# BRIEF:
Go through the listing and write out all of it exactly.

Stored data
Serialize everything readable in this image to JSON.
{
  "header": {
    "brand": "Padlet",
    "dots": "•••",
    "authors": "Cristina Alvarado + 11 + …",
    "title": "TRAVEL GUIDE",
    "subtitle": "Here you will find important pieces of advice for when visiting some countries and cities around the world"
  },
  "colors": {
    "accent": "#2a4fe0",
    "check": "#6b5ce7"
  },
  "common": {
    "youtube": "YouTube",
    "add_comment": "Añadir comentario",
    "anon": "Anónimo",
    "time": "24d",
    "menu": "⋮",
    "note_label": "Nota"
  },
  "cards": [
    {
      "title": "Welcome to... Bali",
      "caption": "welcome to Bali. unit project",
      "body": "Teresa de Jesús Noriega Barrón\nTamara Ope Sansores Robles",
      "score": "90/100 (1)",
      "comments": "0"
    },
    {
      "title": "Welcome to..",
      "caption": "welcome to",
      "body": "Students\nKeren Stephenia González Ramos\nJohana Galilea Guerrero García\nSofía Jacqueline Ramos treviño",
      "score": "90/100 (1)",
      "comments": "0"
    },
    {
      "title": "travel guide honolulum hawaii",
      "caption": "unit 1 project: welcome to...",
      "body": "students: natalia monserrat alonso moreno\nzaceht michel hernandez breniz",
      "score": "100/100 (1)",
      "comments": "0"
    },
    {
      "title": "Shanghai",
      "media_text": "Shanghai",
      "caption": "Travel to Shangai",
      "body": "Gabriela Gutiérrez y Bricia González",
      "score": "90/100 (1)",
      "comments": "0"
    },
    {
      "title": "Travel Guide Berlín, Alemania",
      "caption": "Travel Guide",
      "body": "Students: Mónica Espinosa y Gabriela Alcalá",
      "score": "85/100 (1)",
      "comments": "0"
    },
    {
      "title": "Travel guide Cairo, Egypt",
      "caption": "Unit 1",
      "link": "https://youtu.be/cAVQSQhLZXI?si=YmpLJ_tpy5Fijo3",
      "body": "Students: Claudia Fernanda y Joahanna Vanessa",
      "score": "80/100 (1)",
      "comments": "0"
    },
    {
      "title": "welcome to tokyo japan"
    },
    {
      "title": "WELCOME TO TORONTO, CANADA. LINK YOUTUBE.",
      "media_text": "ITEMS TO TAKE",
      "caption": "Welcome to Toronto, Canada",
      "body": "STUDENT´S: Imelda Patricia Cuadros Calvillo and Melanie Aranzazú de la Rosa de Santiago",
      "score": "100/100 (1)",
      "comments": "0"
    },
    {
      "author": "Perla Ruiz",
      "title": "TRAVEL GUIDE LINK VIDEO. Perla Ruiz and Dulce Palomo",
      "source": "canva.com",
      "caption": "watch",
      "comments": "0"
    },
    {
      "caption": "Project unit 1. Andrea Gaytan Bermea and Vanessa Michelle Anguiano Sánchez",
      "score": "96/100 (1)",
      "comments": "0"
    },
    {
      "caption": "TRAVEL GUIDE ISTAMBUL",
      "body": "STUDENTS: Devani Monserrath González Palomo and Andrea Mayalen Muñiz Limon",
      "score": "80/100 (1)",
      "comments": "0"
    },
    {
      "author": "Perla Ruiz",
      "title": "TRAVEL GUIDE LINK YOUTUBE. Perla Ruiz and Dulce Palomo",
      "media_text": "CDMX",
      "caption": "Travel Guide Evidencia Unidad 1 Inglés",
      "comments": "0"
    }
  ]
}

# EXERCISE RESULT:
Serialize everything readable in this image to JSON.
{
  "header": {
    "brand": "Padlet",
    "dots": "•••",
    "authors": "Cristina Alvarado + 11 + …",
    "title": "TRAVEL GUIDE",
    "subtitle": "Here you will find important pieces of advice for when visiting some countries and cities around the world"
  },
  "colors": {
    "accent": "#2a4fe0",
    "check": "#6b5ce7"
  },
  "common": {
    "youtube": "YouTube",
    "add_comment": "Añadir comentario",
    "anon": "Anónimo",
    "time": "24d",
    "menu": "⋮",
    "note_label": "Nota"
  },
  "cards": [
    {
      "title": "Welcome to... Bali",
      "caption": "welcome to Bali. unit project",
      "body": "Teresa de Jesús Noriega Barrón\nTamara Ope Sansores Robles",
      "score": "90/100 (1)",
      "comments": "0"
    },
    {
      "title": "Welcome to..",
      "caption": "welcome to",
      "body": "Students\nKeren Stephenia González Ramos\nJohana Galilea Guerrero García\nSofía Jacqueline Ramos treviño",
      "score": "90/100 (1)",
      "comments": "0"
    },
    {
      "title": "travel guide honolulum hawaii",
      "caption": "unit 1 project: welcome to...",
      "body": "students: natalia monserrat alonso moreno\nzaceht michel hernandez breniz",
      "score": "100/100 (1)",
      "comments": "0"
    },
    {
      "title": "Shanghai",
      "media_text": "Shanghai",
      "caption": "Travel to Shangai",
      "body": "Gabriela Gutiérrez y Bricia González",
      "score": "90/100 (1)",
      "comments": "0"
    },
    {
      "title": "Travel Guide Berlín, Alemania",
      "caption": "Travel Guide",
      "body": "Students: Mónica Espinosa y Gabriela Alcalá",
      "score": "85/100 (1)",
      "comments": "0"
    },
    {
      "title": "Travel guide Cairo, Egypt",
      "caption": "Unit 1",
      "link": "https://youtu.be/cAVQSQhLZXI?si=YmpLJ_tpy5Fijo3",
      "body": "Students: Claudia Fernanda y Joahanna Vanessa",
      "score": "80/100 (1)",
      "comments": "0"
    },
    {
      "title": "welcome to tokyo japan"
    },
    {
      "title": "WELCOME TO TORONTO, CANADA. LINK YOUTUBE.",
      "media_text": "ITEMS TO TAKE",
      "caption": "Welcome to Toronto, Canada",
      "body": "STUDENT´S: Imelda Patricia Cuadros Calvillo and Melanie Aranzazú de la Rosa de Santiago",
      "score": "100/100 (1)",
      "comments": "0"
    },
    {
      "author": "Perla Ruiz",
      "title": "TRAVEL GUIDE LINK VIDEO. Perla Ruiz and Dulce Palomo",
      "source": "canva.com",
      "caption": "watch",
      "comments": "0"
    },
    {
      "caption": "Project unit 1. Andrea Gaytan Bermea and Vanessa Michelle Anguiano Sánchez",
      "score": "96/100 (1)",
      "comments": "0"
    },
    {
      "caption": "TRAVEL GUIDE ISTAMBUL",
      "body": "STUDENTS: Devani Monserrath González Palomo and Andrea Mayalen Muñiz Limon",
      "score": "80/100 (1)",
      "comments": "0"
    },
    {
      "author": "Perla Ruiz",
      "title": "TRAVEL GUIDE LINK YOUTUBE. Perla Ruiz and Dulce Palomo",
      "media_text": "CDMX",
      "caption": "Travel Guide Evidencia Unidad 1 Inglés",
      "comments": "0"
    }
  ]
}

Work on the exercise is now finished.